**** GIVEN ENTRIES
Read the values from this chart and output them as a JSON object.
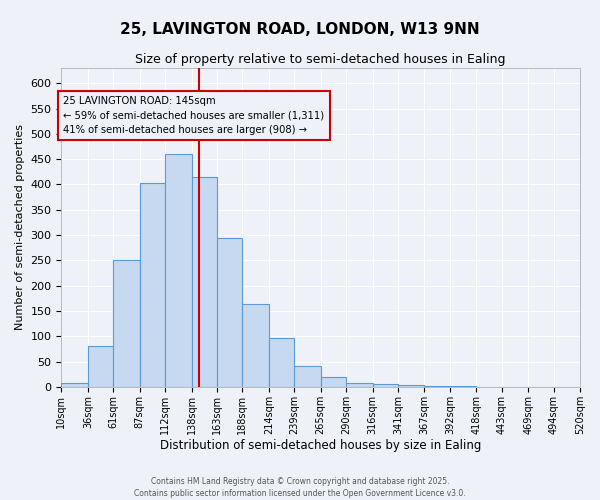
{
  "title_line1": "25, LAVINGTON ROAD, LONDON, W13 9NN",
  "title_line2": "Size of property relative to semi-detached houses in Ealing",
  "xlabel": "Distribution of semi-detached houses by size in Ealing",
  "ylabel": "Number of semi-detached properties",
  "bin_labels": [
    "10sqm",
    "36sqm",
    "61sqm",
    "87sqm",
    "112sqm",
    "138sqm",
    "163sqm",
    "188sqm",
    "214sqm",
    "239sqm",
    "265sqm",
    "290sqm",
    "316sqm",
    "341sqm",
    "367sqm",
    "392sqm",
    "418sqm",
    "443sqm",
    "469sqm",
    "494sqm",
    "520sqm"
  ],
  "bin_edges": [
    10,
    36,
    61,
    87,
    112,
    138,
    163,
    188,
    214,
    239,
    265,
    290,
    316,
    341,
    367,
    392,
    418,
    443,
    469,
    494,
    520
  ],
  "bar_heights": [
    8,
    80,
    250,
    402,
    460,
    415,
    295,
    163,
    96,
    42,
    20,
    7,
    5,
    3,
    1,
    1,
    0.5,
    0.5,
    0.5,
    0.5
  ],
  "bar_color": "#c6d9f1",
  "bar_edge_color": "#5b9bd5",
  "vline_x": 145,
  "vline_color": "#cc0000",
  "ylim": [
    0,
    630
  ],
  "yticks": [
    0,
    50,
    100,
    150,
    200,
    250,
    300,
    350,
    400,
    450,
    500,
    550,
    600
  ],
  "annotation_box_title": "25 LAVINGTON ROAD: 145sqm",
  "annotation_line1": "← 59% of semi-detached houses are smaller (1,311)",
  "annotation_line2": "41% of semi-detached houses are larger (908) →",
  "annotation_box_color": "#cc0000",
  "background_color": "#eef2f8",
  "grid_color": "#ffffff",
  "footer1": "Contains HM Land Registry data © Crown copyright and database right 2025.",
  "footer2": "Contains public sector information licensed under the Open Government Licence v3.0."
}
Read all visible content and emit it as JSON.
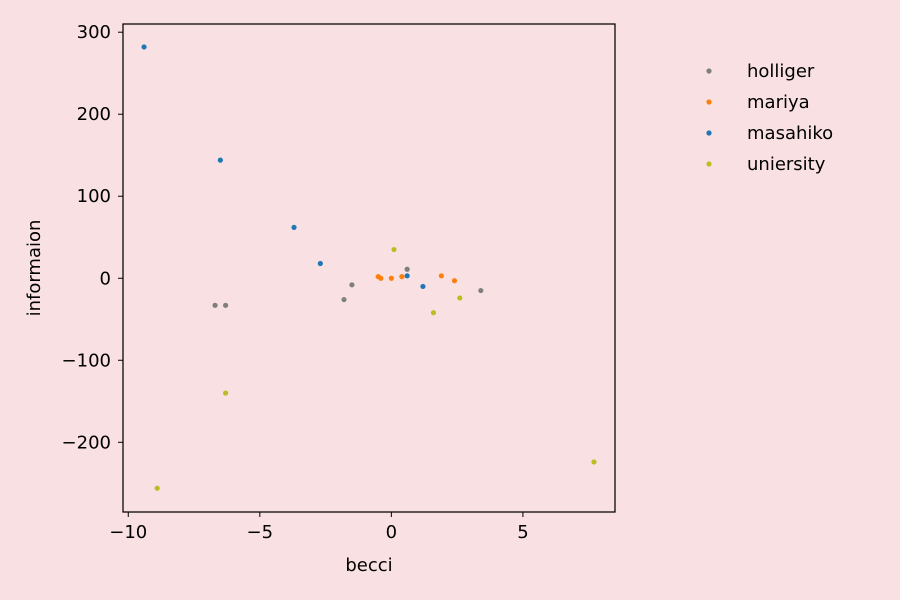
{
  "chart_data": {
    "type": "scatter",
    "title": "",
    "xlabel": "becci",
    "ylabel": "informaion",
    "xlim": [
      -10.2,
      8.5
    ],
    "ylim": [
      -285,
      310
    ],
    "xticks": [
      -10,
      -5,
      0,
      5
    ],
    "xtick_labels": [
      "−10",
      "−5",
      "0",
      "5"
    ],
    "yticks": [
      -200,
      -100,
      0,
      100,
      200,
      300
    ],
    "ytick_labels": [
      "−200",
      "−100",
      "0",
      "100",
      "200",
      "300"
    ],
    "grid": false,
    "legend_position": "outside-right",
    "series": [
      {
        "name": "holliger",
        "color": "#7f7f7f",
        "points": [
          {
            "x": -6.7,
            "y": -33
          },
          {
            "x": -6.3,
            "y": -33
          },
          {
            "x": -1.8,
            "y": -26
          },
          {
            "x": -1.5,
            "y": -8
          },
          {
            "x": 0.6,
            "y": 11
          },
          {
            "x": 3.4,
            "y": -15
          }
        ]
      },
      {
        "name": "mariya",
        "color": "#ff7f0e",
        "points": [
          {
            "x": -0.5,
            "y": 2
          },
          {
            "x": -0.4,
            "y": 0
          },
          {
            "x": 0.0,
            "y": 0
          },
          {
            "x": 0.4,
            "y": 2
          },
          {
            "x": 1.9,
            "y": 3
          },
          {
            "x": 2.4,
            "y": -3
          }
        ]
      },
      {
        "name": "masahiko",
        "color": "#1f77b4",
        "points": [
          {
            "x": -9.4,
            "y": 282
          },
          {
            "x": -6.5,
            "y": 144
          },
          {
            "x": -3.7,
            "y": 62
          },
          {
            "x": -2.7,
            "y": 18
          },
          {
            "x": 0.6,
            "y": 3
          },
          {
            "x": 1.2,
            "y": -10
          }
        ]
      },
      {
        "name": "uniersity",
        "color": "#bcbd22",
        "points": [
          {
            "x": -8.9,
            "y": -256
          },
          {
            "x": -6.3,
            "y": -140
          },
          {
            "x": 0.1,
            "y": 35
          },
          {
            "x": 1.6,
            "y": -42
          },
          {
            "x": 2.6,
            "y": -24
          },
          {
            "x": 7.7,
            "y": -224
          }
        ]
      }
    ]
  }
}
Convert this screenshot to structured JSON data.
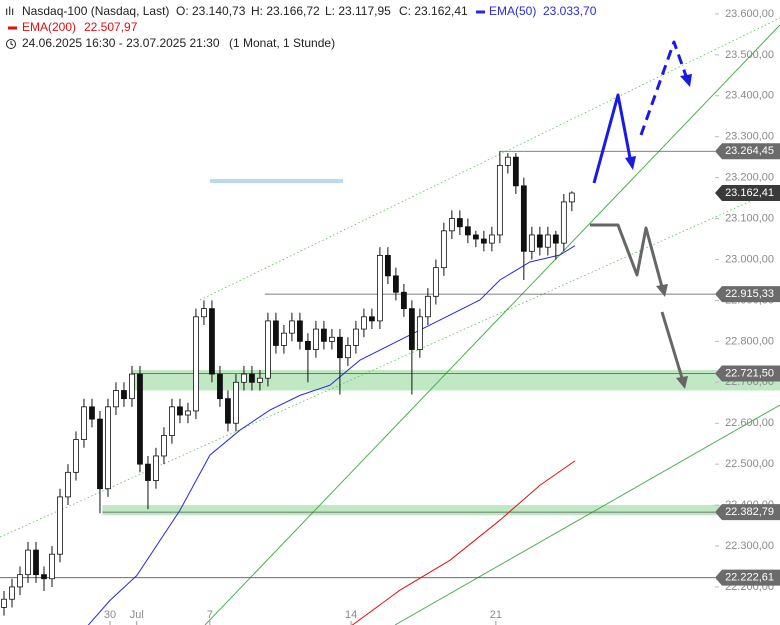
{
  "chart_data": {
    "type": "candlestick",
    "title": "Nasdaq-100 (Nasdaq, Last)",
    "ohlc_labels": [
      "O: 23.140,73",
      "H: 23.166,72",
      "L: 23.117,95",
      "C: 23.162,41"
    ],
    "period": "24.06.2025 16:30 - 23.07.2025 21:30",
    "interval": "(1 Monat, 1 Stunde)",
    "candles": [
      [
        22150,
        22190,
        22130,
        22170
      ],
      [
        22170,
        22220,
        22150,
        22200
      ],
      [
        22200,
        22250,
        22180,
        22230
      ],
      [
        22230,
        22310,
        22210,
        22290
      ],
      [
        22290,
        22310,
        22210,
        22230
      ],
      [
        22230,
        22250,
        22190,
        22220
      ],
      [
        22220,
        22300,
        22200,
        22280
      ],
      [
        22280,
        22440,
        22260,
        22420
      ],
      [
        22420,
        22500,
        22400,
        22480
      ],
      [
        22480,
        22580,
        22460,
        22560
      ],
      [
        22560,
        22660,
        22540,
        22640
      ],
      [
        22640,
        22660,
        22590,
        22610
      ],
      [
        22610,
        22630,
        22380,
        22440
      ],
      [
        22440,
        22660,
        22420,
        22640
      ],
      [
        22640,
        22700,
        22620,
        22680
      ],
      [
        22680,
        22700,
        22640,
        22660
      ],
      [
        22660,
        22740,
        22640,
        22720
      ],
      [
        22720,
        22740,
        22480,
        22500
      ],
      [
        22500,
        22520,
        22390,
        22460
      ],
      [
        22460,
        22540,
        22440,
        22520
      ],
      [
        22520,
        22590,
        22500,
        22570
      ],
      [
        22570,
        22660,
        22550,
        22640
      ],
      [
        22640,
        22660,
        22600,
        22620
      ],
      [
        22620,
        22650,
        22600,
        22630
      ],
      [
        22630,
        22880,
        22610,
        22860
      ],
      [
        22860,
        22900,
        22840,
        22880
      ],
      [
        22880,
        22900,
        22700,
        22720
      ],
      [
        22720,
        22740,
        22640,
        22660
      ],
      [
        22660,
        22680,
        22580,
        22600
      ],
      [
        22600,
        22720,
        22580,
        22700
      ],
      [
        22700,
        22740,
        22680,
        22720
      ],
      [
        22720,
        22740,
        22680,
        22700
      ],
      [
        22700,
        22730,
        22680,
        22710
      ],
      [
        22710,
        22870,
        22690,
        22850
      ],
      [
        22850,
        22870,
        22770,
        22790
      ],
      [
        22790,
        22840,
        22770,
        22820
      ],
      [
        22820,
        22870,
        22800,
        22850
      ],
      [
        22850,
        22870,
        22780,
        22800
      ],
      [
        22800,
        22820,
        22700,
        22780
      ],
      [
        22780,
        22850,
        22760,
        22830
      ],
      [
        22830,
        22850,
        22780,
        22800
      ],
      [
        22800,
        22830,
        22780,
        22810
      ],
      [
        22810,
        22830,
        22670,
        22760
      ],
      [
        22760,
        22810,
        22740,
        22790
      ],
      [
        22790,
        22850,
        22770,
        22830
      ],
      [
        22830,
        22880,
        22810,
        22860
      ],
      [
        22860,
        22880,
        22830,
        22850
      ],
      [
        22850,
        23030,
        22830,
        23010
      ],
      [
        23010,
        23030,
        22940,
        22960
      ],
      [
        22960,
        22980,
        22900,
        22920
      ],
      [
        22920,
        22940,
        22860,
        22880
      ],
      [
        22880,
        22900,
        22670,
        22780
      ],
      [
        22780,
        22880,
        22760,
        22860
      ],
      [
        22860,
        22930,
        22840,
        22910
      ],
      [
        22910,
        23000,
        22890,
        22980
      ],
      [
        22980,
        23090,
        22960,
        23070
      ],
      [
        23070,
        23120,
        23050,
        23100
      ],
      [
        23100,
        23120,
        23060,
        23080
      ],
      [
        23080,
        23100,
        23040,
        23060
      ],
      [
        23060,
        23070,
        23030,
        23050
      ],
      [
        23050,
        23070,
        23020,
        23040
      ],
      [
        23040,
        23080,
        23020,
        23060
      ],
      [
        23060,
        23264.45,
        23040,
        23230
      ],
      [
        23230,
        23260,
        23210,
        23250
      ],
      [
        23250,
        23260,
        23160,
        23180
      ],
      [
        23180,
        23200,
        22950,
        23020
      ],
      [
        23020,
        23080,
        23000,
        23060
      ],
      [
        23060,
        23080,
        23010,
        23030
      ],
      [
        23030,
        23080,
        23010,
        23060
      ],
      [
        23060,
        23070,
        23000,
        23040
      ],
      [
        23040,
        23160,
        23020,
        23140.73
      ],
      [
        23140.73,
        23166.72,
        23117.95,
        23162.41
      ]
    ],
    "last_price_label": "23.162,41",
    "series": [
      {
        "name": "EMA(50)",
        "value_label": "23.033,70",
        "color": "#2a2ad8",
        "x": [
          10.5,
          13.25,
          16.6,
          22,
          25.75,
          29.5,
          33.25,
          37,
          40.75,
          44.5,
          49.5,
          54.5,
          59.5,
          62,
          65.75,
          69.5,
          71.4
        ],
        "values": [
          22106,
          22167,
          22228,
          22387,
          22522,
          22583,
          22632,
          22668,
          22693,
          22754,
          22803,
          22852,
          22901,
          22950,
          22994,
          23011,
          23033.7
        ]
      },
      {
        "name": "EMA(200)",
        "value_label": "22.507,97",
        "color": "#e01010",
        "x": [
          43.5,
          49.5,
          55.75,
          62,
          67,
          71.4
        ],
        "values": [
          22106,
          22192,
          22265,
          22363,
          22448,
          22507.97
        ]
      }
    ],
    "levels": [
      {
        "value": 23264.45,
        "label": "23.264,45",
        "x_from": 62
      },
      {
        "value": 22915.33,
        "label": "22.915,33",
        "x_from": 32.6
      },
      {
        "value": 22721.5,
        "label": "22.721,50",
        "x_from": 16
      },
      {
        "value": 22382.79,
        "label": "22.382,79",
        "x_from": 12.3
      },
      {
        "value": 22222.61,
        "label": "22.222,61",
        "x_from": -0.5
      }
    ],
    "zones": [
      {
        "range": [
          22680,
          22730
        ],
        "x_from": 16
      },
      {
        "range": [
          22375,
          22400
        ],
        "x_from": 12.3
      }
    ],
    "xlim": [
      -0.5,
      88.9
    ],
    "xticks": [
      {
        "value": 13.25,
        "label": "30"
      },
      {
        "value": 16.6,
        "label": "Jul"
      },
      {
        "value": 25.75,
        "label": "7"
      },
      {
        "value": 43.4,
        "label": "14"
      },
      {
        "value": 61.5,
        "label": "21"
      }
    ],
    "ylim": [
      22107,
      23634
    ],
    "yticks": [
      {
        "value": 22200,
        "label": "22.200,00"
      },
      {
        "value": 22300,
        "label": "22.300,00"
      },
      {
        "value": 22400,
        "label": "22.400,00"
      },
      {
        "value": 22500,
        "label": "22.500,00"
      },
      {
        "value": 22600,
        "label": "22.600,00"
      },
      {
        "value": 22700,
        "label": "22.700,00"
      },
      {
        "value": 22800,
        "label": "22.800,00"
      },
      {
        "value": 22900,
        "label": "22.900,00"
      },
      {
        "value": 23000,
        "label": "23.000,00"
      },
      {
        "value": 23100,
        "label": "23.100,00"
      },
      {
        "value": 23200,
        "label": "23.200,00"
      },
      {
        "value": 23300,
        "label": "23.300,00"
      },
      {
        "value": 23400,
        "label": "23.400,00"
      },
      {
        "value": 23500,
        "label": "23.500,00"
      },
      {
        "value": 23600,
        "label": "23.600,00"
      }
    ]
  }
}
********
_WHAT TO DO:_
Each line holding "right" must be found and copied.

_ANSWER IN FULL:_
  "footer1": "Contains HM Land Registry data © Crown copyright and database right 2025.",
    "legend_position": "outside-right",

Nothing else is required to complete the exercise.